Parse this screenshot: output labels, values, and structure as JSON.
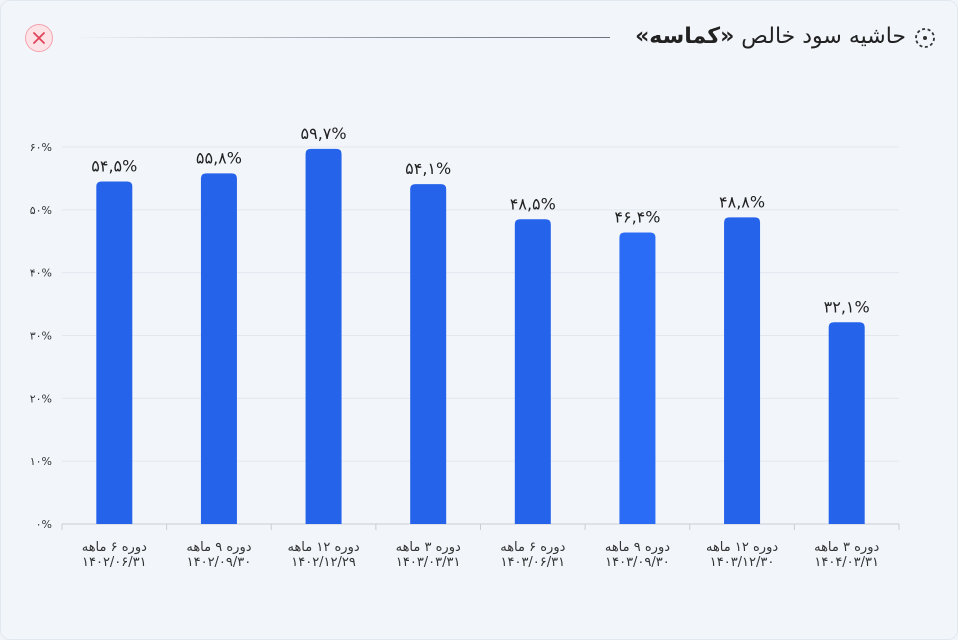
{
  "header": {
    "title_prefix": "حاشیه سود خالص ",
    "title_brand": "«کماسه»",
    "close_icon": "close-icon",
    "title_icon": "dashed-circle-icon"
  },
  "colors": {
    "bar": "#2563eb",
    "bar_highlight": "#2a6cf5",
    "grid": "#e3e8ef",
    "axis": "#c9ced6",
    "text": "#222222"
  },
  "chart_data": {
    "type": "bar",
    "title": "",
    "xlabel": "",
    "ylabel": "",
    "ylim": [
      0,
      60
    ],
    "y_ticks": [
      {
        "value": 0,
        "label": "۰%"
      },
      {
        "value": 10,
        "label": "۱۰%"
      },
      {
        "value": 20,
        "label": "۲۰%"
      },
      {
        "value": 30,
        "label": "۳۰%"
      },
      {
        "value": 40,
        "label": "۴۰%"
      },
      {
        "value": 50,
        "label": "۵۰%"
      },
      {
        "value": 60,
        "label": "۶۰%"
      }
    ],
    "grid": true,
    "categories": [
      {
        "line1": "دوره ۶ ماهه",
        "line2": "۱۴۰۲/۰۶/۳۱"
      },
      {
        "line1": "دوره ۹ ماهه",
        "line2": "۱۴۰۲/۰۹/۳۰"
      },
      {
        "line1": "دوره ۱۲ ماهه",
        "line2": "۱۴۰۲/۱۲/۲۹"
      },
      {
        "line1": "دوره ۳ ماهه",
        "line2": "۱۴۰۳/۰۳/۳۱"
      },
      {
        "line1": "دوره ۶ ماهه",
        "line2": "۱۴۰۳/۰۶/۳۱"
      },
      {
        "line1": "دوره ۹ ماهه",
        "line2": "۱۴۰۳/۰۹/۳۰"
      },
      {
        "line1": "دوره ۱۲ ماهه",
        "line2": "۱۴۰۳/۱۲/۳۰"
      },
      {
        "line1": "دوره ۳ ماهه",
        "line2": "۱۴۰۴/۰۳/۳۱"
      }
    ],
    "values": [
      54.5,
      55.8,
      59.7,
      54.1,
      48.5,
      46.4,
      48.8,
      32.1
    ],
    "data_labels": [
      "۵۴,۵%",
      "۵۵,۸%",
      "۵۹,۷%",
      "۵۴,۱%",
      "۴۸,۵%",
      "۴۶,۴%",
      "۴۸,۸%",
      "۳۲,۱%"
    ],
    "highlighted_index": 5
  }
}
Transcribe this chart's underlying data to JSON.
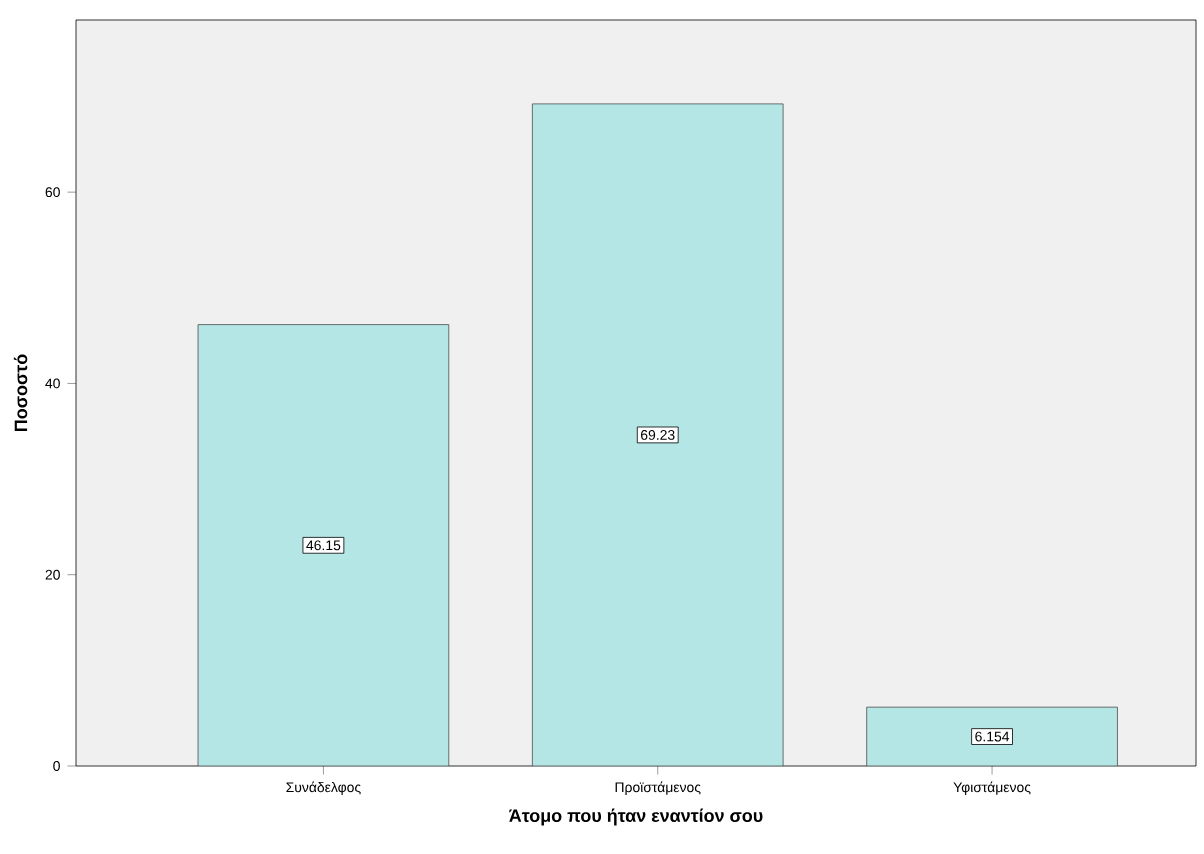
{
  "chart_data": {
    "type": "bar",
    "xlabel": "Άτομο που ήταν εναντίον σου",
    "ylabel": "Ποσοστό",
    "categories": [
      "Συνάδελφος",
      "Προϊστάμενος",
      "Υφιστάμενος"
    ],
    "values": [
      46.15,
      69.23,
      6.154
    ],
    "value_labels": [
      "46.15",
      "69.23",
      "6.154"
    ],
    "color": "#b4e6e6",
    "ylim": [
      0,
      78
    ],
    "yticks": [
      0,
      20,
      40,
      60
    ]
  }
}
● ● ● ● ● ● ●
◆ **The request**
Transcribe the whole listing exactly. Pictures are excluded.

◆ **Response to the exercise**
Parse this screenshot: output labels, values, and structure as JSON.
{
  "header": {
    "title_prefix": "حاشیه سود خالص ",
    "title_brand": "«کماسه»",
    "close_icon": "close-icon",
    "title_icon": "dashed-circle-icon"
  },
  "colors": {
    "bar": "#2563eb",
    "bar_highlight": "#2a6cf5",
    "grid": "#e3e8ef",
    "axis": "#c9ced6",
    "text": "#222222"
  },
  "chart_data": {
    "type": "bar",
    "title": "",
    "xlabel": "",
    "ylabel": "",
    "ylim": [
      0,
      60
    ],
    "y_ticks": [
      {
        "value": 0,
        "label": "۰%"
      },
      {
        "value": 10,
        "label": "۱۰%"
      },
      {
        "value": 20,
        "label": "۲۰%"
      },
      {
        "value": 30,
        "label": "۳۰%"
      },
      {
        "value": 40,
        "label": "۴۰%"
      },
      {
        "value": 50,
        "label": "۵۰%"
      },
      {
        "value": 60,
        "label": "۶۰%"
      }
    ],
    "grid": true,
    "categories": [
      {
        "line1": "دوره ۶ ماهه",
        "line2": "۱۴۰۲/۰۶/۳۱"
      },
      {
        "line1": "دوره ۹ ماهه",
        "line2": "۱۴۰۲/۰۹/۳۰"
      },
      {
        "line1": "دوره ۱۲ ماهه",
        "line2": "۱۴۰۲/۱۲/۲۹"
      },
      {
        "line1": "دوره ۳ ماهه",
        "line2": "۱۴۰۳/۰۳/۳۱"
      },
      {
        "line1": "دوره ۶ ماهه",
        "line2": "۱۴۰۳/۰۶/۳۱"
      },
      {
        "line1": "دوره ۹ ماهه",
        "line2": "۱۴۰۳/۰۹/۳۰"
      },
      {
        "line1": "دوره ۱۲ ماهه",
        "line2": "۱۴۰۳/۱۲/۳۰"
      },
      {
        "line1": "دوره ۳ ماهه",
        "line2": "۱۴۰۴/۰۳/۳۱"
      }
    ],
    "values": [
      54.5,
      55.8,
      59.7,
      54.1,
      48.5,
      46.4,
      48.8,
      32.1
    ],
    "data_labels": [
      "۵۴,۵%",
      "۵۵,۸%",
      "۵۹,۷%",
      "۵۴,۱%",
      "۴۸,۵%",
      "۴۶,۴%",
      "۴۸,۸%",
      "۳۲,۱%"
    ],
    "highlighted_index": 5
  }
}
Transcribe this chart's underlying data to JSON.
{
  "chart_data": {
    "type": "bar",
    "xlabel": "Άτομο που ήταν εναντίον σου",
    "ylabel": "Ποσοστό",
    "categories": [
      "Συνάδελφος",
      "Προϊστάμενος",
      "Υφιστάμενος"
    ],
    "values": [
      46.15,
      69.23,
      6.154
    ],
    "value_labels": [
      "46.15",
      "69.23",
      "6.154"
    ],
    "color": "#b4e6e6",
    "ylim": [
      0,
      78
    ],
    "yticks": [
      0,
      20,
      40,
      60
    ]
  }
}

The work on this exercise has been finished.